--- Start ---
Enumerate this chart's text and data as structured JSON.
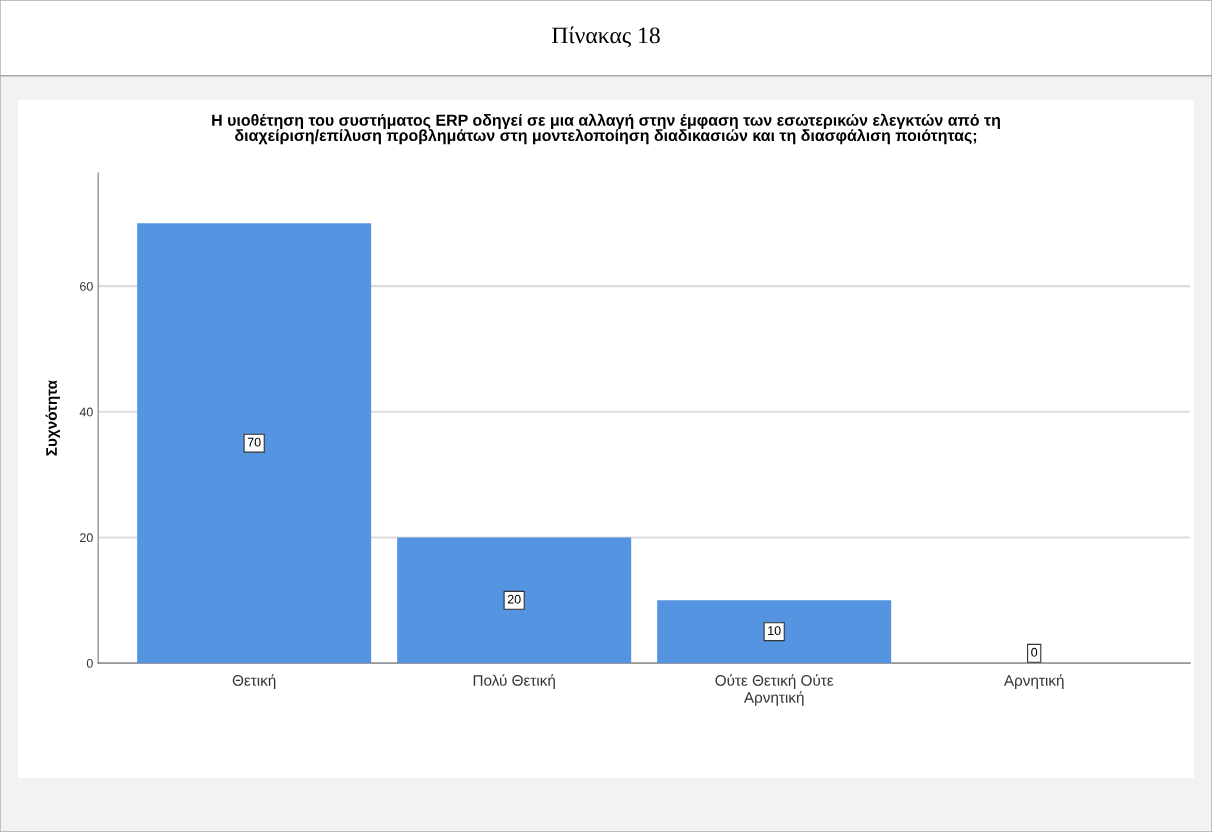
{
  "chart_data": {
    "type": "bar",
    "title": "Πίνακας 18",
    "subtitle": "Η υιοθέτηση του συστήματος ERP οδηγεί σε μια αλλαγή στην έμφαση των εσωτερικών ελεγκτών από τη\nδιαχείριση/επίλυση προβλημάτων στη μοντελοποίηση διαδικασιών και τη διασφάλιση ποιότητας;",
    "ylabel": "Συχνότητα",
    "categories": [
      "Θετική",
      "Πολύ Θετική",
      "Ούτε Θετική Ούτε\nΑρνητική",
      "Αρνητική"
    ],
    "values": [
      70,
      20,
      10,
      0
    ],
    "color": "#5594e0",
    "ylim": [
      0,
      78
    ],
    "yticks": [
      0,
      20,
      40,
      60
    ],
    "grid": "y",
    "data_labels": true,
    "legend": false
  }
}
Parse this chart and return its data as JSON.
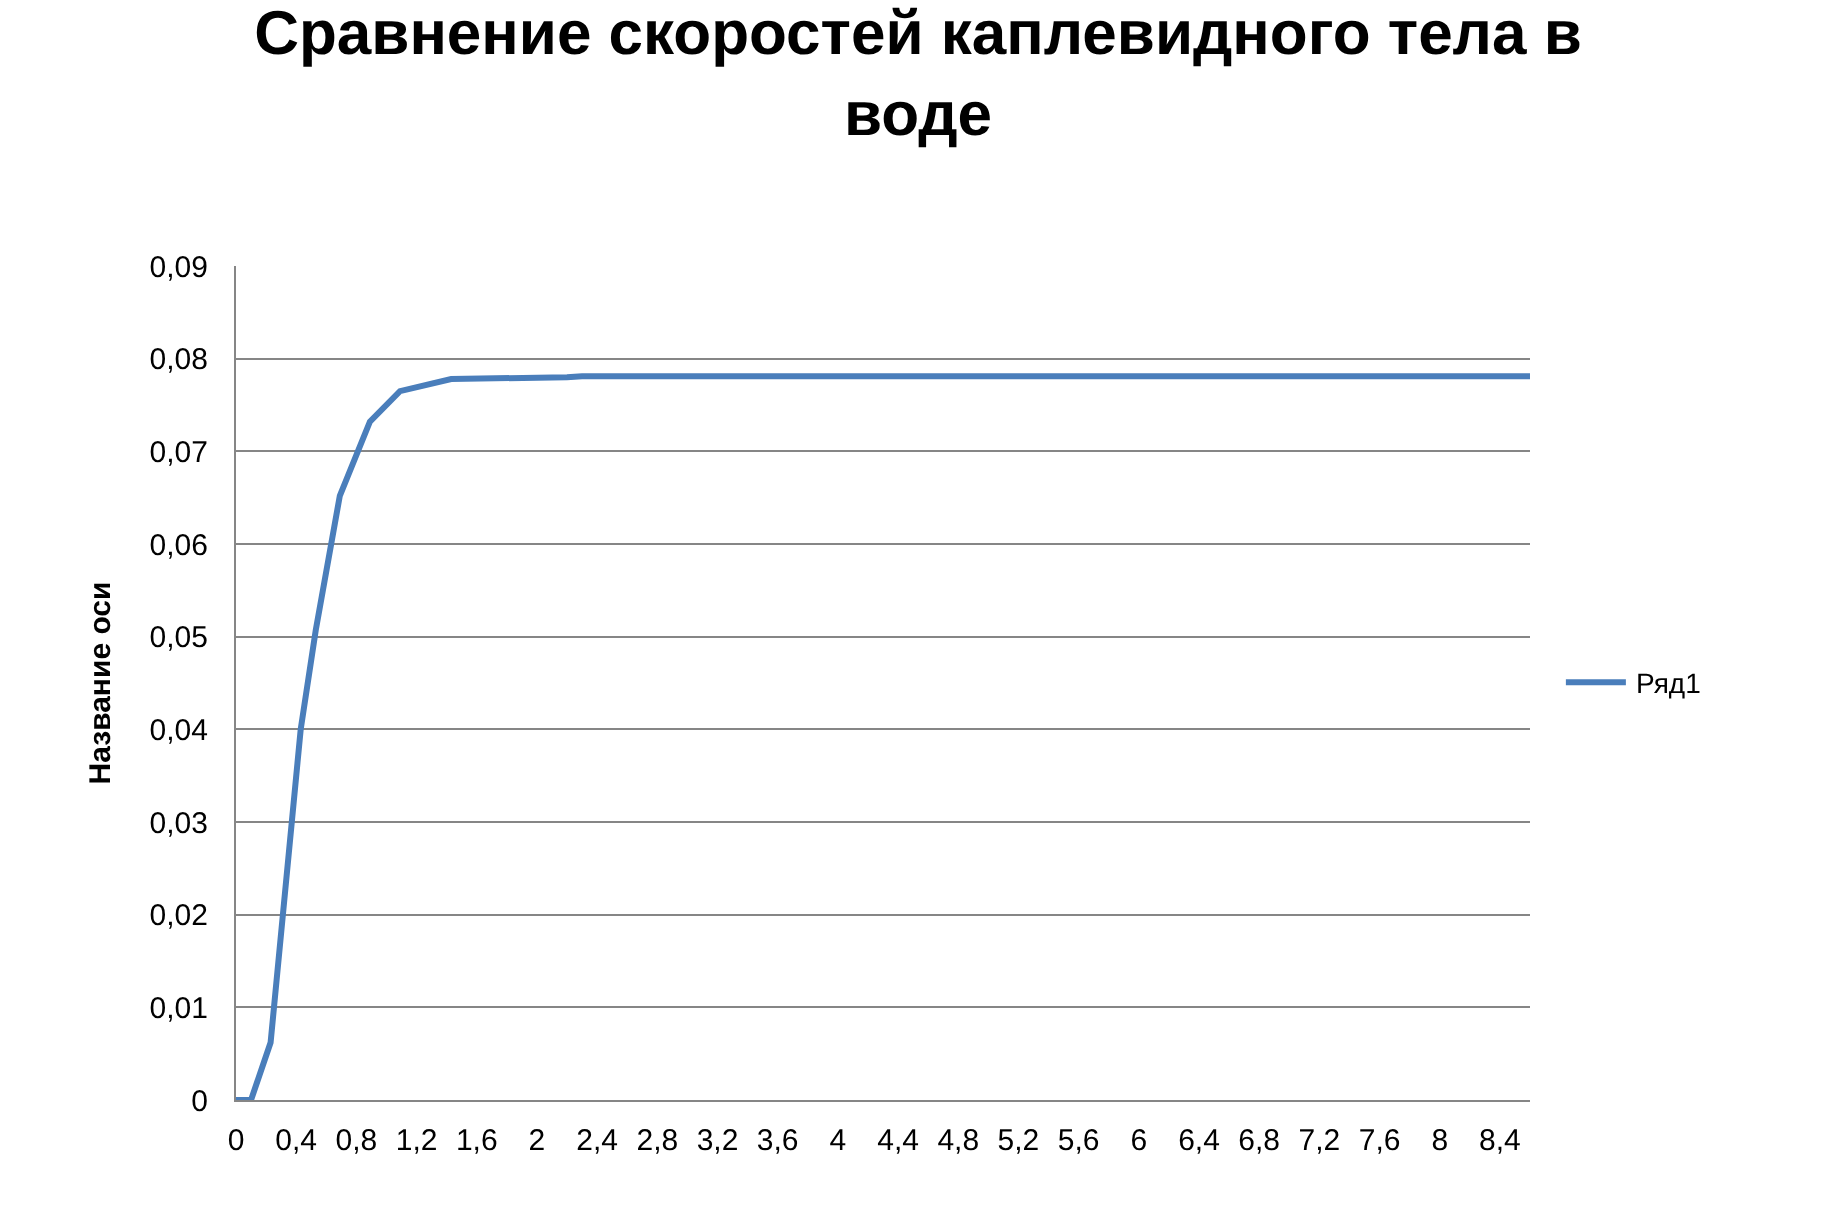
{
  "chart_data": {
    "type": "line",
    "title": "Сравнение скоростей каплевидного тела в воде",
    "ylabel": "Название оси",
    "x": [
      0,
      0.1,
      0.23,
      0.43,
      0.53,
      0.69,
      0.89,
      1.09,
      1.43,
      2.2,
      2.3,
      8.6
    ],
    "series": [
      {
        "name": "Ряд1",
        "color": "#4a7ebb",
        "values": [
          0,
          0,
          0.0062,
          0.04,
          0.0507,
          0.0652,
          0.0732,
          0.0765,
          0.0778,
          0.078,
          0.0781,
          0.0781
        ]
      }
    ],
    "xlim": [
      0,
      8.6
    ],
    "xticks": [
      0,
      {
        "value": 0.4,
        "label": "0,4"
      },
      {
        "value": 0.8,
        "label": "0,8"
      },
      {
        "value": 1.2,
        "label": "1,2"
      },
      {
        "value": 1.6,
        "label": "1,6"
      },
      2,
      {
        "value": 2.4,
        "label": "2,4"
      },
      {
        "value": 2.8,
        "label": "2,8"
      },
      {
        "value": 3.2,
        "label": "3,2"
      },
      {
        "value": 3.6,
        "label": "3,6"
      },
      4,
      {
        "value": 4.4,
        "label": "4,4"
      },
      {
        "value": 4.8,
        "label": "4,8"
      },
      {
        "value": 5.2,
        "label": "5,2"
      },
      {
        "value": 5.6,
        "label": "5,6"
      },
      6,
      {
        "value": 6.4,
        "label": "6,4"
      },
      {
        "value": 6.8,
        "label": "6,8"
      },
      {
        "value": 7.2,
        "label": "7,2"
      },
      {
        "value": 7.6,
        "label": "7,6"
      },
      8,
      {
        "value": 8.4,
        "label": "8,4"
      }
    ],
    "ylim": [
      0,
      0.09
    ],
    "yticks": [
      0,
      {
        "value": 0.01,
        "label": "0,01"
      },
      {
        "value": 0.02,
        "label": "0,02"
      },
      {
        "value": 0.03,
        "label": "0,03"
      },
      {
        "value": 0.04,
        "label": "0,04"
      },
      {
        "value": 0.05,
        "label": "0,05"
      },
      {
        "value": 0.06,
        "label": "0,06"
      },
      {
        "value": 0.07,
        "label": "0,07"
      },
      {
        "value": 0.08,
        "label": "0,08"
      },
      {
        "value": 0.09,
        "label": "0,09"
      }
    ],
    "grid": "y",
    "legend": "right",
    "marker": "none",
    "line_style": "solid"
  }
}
--- End ---
Task description - Leave out the pictures, and give all the records again exactly.

The answer -
Enumerate this chart's text and data as structured JSON.
{
  "chart_data": {
    "type": "bar",
    "title": "Πίνακας 18",
    "subtitle": "Η υιοθέτηση του συστήματος ERP οδηγεί σε μια αλλαγή στην έμφαση των εσωτερικών ελεγκτών από τη\nδιαχείριση/επίλυση προβλημάτων στη μοντελοποίηση διαδικασιών και τη διασφάλιση ποιότητας;",
    "ylabel": "Συχνότητα",
    "categories": [
      "Θετική",
      "Πολύ Θετική",
      "Ούτε Θετική Ούτε\nΑρνητική",
      "Αρνητική"
    ],
    "values": [
      70,
      20,
      10,
      0
    ],
    "color": "#5594e0",
    "ylim": [
      0,
      78
    ],
    "yticks": [
      0,
      20,
      40,
      60
    ],
    "grid": "y",
    "data_labels": true,
    "legend": false
  }
}
Parse this chart and return its data as JSON.
{
  "chart_data": {
    "type": "line",
    "title": "Сравнение скоростей каплевидного тела в воде",
    "ylabel": "Название оси",
    "x": [
      0,
      0.1,
      0.23,
      0.43,
      0.53,
      0.69,
      0.89,
      1.09,
      1.43,
      2.2,
      2.3,
      8.6
    ],
    "series": [
      {
        "name": "Ряд1",
        "color": "#4a7ebb",
        "values": [
          0,
          0,
          0.0062,
          0.04,
          0.0507,
          0.0652,
          0.0732,
          0.0765,
          0.0778,
          0.078,
          0.0781,
          0.0781
        ]
      }
    ],
    "xlim": [
      0,
      8.6
    ],
    "xticks": [
      0,
      {
        "value": 0.4,
        "label": "0,4"
      },
      {
        "value": 0.8,
        "label": "0,8"
      },
      {
        "value": 1.2,
        "label": "1,2"
      },
      {
        "value": 1.6,
        "label": "1,6"
      },
      2,
      {
        "value": 2.4,
        "label": "2,4"
      },
      {
        "value": 2.8,
        "label": "2,8"
      },
      {
        "value": 3.2,
        "label": "3,2"
      },
      {
        "value": 3.6,
        "label": "3,6"
      },
      4,
      {
        "value": 4.4,
        "label": "4,4"
      },
      {
        "value": 4.8,
        "label": "4,8"
      },
      {
        "value": 5.2,
        "label": "5,2"
      },
      {
        "value": 5.6,
        "label": "5,6"
      },
      6,
      {
        "value": 6.4,
        "label": "6,4"
      },
      {
        "value": 6.8,
        "label": "6,8"
      },
      {
        "value": 7.2,
        "label": "7,2"
      },
      {
        "value": 7.6,
        "label": "7,6"
      },
      8,
      {
        "value": 8.4,
        "label": "8,4"
      }
    ],
    "ylim": [
      0,
      0.09
    ],
    "yticks": [
      0,
      {
        "value": 0.01,
        "label": "0,01"
      },
      {
        "value": 0.02,
        "label": "0,02"
      },
      {
        "value": 0.03,
        "label": "0,03"
      },
      {
        "value": 0.04,
        "label": "0,04"
      },
      {
        "value": 0.05,
        "label": "0,05"
      },
      {
        "value": 0.06,
        "label": "0,06"
      },
      {
        "value": 0.07,
        "label": "0,07"
      },
      {
        "value": 0.08,
        "label": "0,08"
      },
      {
        "value": 0.09,
        "label": "0,09"
      }
    ],
    "grid": "y",
    "legend": "right",
    "marker": "none",
    "line_style": "solid"
  }
}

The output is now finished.